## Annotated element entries
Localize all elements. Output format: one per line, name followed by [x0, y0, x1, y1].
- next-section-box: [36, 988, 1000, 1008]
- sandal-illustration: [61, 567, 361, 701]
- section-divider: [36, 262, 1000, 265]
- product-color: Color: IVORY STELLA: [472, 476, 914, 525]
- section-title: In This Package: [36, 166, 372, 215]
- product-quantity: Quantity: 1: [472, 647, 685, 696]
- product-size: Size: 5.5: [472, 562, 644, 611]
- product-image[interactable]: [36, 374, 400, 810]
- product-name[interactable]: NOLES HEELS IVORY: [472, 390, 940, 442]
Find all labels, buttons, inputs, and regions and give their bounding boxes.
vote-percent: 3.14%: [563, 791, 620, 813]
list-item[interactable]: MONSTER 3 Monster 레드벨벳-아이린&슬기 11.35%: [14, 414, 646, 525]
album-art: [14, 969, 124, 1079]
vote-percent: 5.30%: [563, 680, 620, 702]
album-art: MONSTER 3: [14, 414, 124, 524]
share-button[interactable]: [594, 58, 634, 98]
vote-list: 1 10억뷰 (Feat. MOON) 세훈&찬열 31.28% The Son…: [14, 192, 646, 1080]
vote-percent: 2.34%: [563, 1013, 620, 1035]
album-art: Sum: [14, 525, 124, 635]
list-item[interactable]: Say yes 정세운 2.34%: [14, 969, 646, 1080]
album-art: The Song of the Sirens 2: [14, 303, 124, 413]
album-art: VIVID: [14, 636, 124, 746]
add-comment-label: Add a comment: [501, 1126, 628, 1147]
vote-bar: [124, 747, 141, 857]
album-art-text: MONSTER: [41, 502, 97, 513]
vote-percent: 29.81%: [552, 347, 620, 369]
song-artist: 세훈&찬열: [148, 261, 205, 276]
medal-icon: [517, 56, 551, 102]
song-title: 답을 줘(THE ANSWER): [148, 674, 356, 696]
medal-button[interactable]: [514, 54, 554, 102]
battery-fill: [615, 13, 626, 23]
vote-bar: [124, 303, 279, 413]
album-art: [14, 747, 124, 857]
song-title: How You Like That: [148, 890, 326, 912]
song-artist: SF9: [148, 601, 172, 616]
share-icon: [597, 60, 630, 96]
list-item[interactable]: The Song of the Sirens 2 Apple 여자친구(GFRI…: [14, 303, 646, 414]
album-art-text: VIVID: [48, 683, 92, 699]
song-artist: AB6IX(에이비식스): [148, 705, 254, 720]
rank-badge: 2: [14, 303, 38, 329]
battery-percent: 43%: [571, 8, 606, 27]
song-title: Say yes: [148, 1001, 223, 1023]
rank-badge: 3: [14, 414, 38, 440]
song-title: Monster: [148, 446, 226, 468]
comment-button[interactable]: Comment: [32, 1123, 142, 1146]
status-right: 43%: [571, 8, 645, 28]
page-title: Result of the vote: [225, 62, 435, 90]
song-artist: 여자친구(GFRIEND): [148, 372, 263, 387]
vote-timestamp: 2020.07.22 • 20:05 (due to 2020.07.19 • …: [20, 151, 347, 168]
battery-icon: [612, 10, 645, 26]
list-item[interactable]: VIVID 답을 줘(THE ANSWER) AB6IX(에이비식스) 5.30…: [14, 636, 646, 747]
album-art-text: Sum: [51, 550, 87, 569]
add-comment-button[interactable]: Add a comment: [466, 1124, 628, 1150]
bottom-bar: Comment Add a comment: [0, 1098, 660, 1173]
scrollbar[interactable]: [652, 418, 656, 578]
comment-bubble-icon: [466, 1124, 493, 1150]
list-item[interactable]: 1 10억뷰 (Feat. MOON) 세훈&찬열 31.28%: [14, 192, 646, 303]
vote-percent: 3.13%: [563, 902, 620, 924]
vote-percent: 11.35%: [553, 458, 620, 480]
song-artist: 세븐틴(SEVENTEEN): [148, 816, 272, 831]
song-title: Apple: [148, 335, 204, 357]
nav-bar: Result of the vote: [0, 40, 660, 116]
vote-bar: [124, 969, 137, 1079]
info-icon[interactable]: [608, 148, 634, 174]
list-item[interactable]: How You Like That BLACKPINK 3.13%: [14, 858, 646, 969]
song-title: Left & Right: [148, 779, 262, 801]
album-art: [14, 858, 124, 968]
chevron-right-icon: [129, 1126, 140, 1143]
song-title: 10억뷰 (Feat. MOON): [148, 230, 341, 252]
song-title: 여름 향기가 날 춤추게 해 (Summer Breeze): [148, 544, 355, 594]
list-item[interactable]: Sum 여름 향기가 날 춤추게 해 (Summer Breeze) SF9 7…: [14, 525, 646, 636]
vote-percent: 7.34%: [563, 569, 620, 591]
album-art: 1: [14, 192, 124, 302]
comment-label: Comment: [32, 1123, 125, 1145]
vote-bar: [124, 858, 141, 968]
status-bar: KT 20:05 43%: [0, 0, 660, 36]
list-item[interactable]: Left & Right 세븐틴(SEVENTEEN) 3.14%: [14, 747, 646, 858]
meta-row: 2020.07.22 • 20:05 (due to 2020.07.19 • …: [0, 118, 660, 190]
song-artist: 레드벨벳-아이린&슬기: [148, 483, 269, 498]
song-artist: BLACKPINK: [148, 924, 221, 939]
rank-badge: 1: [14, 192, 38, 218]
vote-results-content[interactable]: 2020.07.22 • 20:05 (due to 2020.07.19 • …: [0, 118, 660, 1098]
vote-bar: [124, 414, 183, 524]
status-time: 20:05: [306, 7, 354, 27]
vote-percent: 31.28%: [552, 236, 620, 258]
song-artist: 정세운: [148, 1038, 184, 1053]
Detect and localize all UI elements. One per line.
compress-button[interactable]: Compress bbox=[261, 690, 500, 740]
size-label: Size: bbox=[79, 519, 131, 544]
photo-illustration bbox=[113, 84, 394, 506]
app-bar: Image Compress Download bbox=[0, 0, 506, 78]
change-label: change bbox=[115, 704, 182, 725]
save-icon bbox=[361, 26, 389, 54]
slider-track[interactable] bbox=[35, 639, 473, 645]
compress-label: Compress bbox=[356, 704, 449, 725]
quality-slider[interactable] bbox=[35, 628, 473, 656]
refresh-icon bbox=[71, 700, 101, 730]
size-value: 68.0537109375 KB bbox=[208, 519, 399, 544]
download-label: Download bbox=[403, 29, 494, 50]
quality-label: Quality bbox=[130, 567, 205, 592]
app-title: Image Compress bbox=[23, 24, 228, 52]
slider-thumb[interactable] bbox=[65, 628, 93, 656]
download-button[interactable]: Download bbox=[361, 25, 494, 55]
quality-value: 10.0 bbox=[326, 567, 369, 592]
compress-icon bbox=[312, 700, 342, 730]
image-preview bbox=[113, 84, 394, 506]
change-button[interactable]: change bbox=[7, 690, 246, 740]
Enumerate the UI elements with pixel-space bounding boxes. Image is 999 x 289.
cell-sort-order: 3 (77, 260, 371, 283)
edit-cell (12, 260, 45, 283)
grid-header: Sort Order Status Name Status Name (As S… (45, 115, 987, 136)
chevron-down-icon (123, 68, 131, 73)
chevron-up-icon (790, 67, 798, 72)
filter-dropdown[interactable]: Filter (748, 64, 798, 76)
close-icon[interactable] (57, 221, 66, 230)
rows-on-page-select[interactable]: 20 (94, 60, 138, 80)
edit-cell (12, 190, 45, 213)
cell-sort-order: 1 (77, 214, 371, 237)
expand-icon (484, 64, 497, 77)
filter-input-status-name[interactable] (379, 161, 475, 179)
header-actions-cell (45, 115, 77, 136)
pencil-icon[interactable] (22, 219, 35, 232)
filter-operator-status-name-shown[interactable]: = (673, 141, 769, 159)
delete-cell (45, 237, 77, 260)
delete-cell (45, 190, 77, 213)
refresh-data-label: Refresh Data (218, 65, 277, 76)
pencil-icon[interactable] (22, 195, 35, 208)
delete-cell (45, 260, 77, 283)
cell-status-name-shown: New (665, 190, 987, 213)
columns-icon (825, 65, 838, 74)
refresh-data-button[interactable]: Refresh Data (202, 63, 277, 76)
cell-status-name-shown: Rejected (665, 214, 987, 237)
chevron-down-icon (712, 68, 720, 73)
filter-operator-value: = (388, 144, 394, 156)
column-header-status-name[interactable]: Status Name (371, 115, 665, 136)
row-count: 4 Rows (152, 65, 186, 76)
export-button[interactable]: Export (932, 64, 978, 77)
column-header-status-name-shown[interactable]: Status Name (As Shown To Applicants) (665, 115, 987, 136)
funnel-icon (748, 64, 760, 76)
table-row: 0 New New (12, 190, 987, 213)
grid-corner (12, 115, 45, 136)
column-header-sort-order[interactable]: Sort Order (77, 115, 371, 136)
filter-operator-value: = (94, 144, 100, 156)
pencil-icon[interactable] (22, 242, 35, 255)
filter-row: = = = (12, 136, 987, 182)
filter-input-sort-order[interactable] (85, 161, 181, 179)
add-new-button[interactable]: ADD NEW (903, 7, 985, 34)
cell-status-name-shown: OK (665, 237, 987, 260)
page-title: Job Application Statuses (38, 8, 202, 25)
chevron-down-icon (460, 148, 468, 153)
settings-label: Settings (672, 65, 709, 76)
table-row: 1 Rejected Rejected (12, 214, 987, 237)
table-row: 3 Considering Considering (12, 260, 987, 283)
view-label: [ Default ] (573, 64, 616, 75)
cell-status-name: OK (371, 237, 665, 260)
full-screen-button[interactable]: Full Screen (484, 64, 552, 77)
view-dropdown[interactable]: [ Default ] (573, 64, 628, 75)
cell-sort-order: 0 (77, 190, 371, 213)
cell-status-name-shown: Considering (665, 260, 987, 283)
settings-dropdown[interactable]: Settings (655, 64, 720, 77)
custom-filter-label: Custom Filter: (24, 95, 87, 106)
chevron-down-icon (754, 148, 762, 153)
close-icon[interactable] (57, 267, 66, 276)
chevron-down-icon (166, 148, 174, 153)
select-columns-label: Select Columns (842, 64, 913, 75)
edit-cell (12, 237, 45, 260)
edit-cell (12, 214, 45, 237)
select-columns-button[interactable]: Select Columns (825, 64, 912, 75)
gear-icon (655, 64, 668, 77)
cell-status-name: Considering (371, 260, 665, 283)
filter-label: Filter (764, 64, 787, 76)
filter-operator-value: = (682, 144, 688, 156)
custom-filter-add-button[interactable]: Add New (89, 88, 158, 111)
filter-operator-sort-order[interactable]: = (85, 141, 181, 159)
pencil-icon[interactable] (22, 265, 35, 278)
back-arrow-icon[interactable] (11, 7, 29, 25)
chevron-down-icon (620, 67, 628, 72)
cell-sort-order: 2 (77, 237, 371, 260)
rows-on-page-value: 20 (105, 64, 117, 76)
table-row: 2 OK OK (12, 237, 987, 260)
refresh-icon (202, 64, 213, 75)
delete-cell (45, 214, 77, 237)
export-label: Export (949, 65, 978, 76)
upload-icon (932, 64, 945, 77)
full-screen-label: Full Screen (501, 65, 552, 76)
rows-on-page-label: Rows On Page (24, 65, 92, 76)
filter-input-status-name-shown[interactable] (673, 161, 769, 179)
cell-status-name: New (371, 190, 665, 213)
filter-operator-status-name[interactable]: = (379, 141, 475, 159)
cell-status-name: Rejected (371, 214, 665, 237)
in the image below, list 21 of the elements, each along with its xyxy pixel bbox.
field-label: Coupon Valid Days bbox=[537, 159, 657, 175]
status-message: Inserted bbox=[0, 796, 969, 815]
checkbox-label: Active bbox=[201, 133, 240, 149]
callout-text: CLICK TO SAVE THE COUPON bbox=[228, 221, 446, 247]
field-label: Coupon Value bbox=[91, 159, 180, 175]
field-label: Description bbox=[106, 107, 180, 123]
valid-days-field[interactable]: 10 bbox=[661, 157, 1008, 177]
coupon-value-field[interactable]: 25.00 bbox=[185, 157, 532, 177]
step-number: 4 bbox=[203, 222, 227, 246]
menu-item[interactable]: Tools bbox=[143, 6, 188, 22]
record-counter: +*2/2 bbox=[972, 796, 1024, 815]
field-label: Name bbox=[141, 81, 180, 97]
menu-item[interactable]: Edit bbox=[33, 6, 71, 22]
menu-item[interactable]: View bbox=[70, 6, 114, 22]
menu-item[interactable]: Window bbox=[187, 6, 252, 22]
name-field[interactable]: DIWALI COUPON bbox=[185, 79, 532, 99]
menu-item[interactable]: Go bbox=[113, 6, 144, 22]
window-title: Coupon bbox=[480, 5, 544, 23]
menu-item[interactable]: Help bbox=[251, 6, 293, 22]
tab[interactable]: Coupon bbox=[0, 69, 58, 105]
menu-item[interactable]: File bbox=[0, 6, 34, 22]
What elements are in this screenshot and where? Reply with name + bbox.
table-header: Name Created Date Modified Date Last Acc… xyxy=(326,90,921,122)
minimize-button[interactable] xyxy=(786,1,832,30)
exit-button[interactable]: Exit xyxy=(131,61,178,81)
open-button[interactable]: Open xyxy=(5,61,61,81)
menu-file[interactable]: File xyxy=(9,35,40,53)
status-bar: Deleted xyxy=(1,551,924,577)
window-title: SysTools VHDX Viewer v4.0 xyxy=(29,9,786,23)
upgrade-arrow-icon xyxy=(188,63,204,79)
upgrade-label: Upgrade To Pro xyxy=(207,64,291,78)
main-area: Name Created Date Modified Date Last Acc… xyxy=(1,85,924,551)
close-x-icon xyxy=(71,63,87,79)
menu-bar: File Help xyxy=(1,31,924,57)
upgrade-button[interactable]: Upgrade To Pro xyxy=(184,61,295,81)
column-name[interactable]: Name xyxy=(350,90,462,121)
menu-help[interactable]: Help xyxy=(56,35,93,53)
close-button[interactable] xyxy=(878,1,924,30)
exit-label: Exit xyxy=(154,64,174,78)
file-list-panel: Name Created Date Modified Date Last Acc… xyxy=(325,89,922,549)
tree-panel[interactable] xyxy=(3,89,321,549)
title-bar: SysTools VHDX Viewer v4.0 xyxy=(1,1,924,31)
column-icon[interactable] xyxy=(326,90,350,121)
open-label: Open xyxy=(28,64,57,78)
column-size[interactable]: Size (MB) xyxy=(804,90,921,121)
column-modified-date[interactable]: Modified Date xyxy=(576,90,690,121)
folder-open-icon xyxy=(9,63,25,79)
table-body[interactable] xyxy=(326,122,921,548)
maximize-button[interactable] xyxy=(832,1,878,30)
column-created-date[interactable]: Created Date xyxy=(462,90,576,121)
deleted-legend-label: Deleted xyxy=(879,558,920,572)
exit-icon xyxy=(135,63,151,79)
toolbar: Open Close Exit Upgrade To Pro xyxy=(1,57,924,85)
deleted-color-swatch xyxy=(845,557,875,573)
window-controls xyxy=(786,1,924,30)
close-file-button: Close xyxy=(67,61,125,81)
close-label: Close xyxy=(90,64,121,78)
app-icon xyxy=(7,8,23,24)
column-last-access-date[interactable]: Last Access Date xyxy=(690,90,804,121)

## What to do
Reproduce the records word for word, from their start through the line containing "- product-color: Color: IVORY", with both ends included.

## Final result
Localize all elements. Output format: one per line, name followed by [x0, y0, x1, y1].
- next-section-box: [36, 988, 1000, 1008]
- sandal-illustration: [61, 567, 361, 701]
- section-divider: [36, 262, 1000, 265]
- product-color: Color: IVORY STELLA: [472, 476, 914, 525]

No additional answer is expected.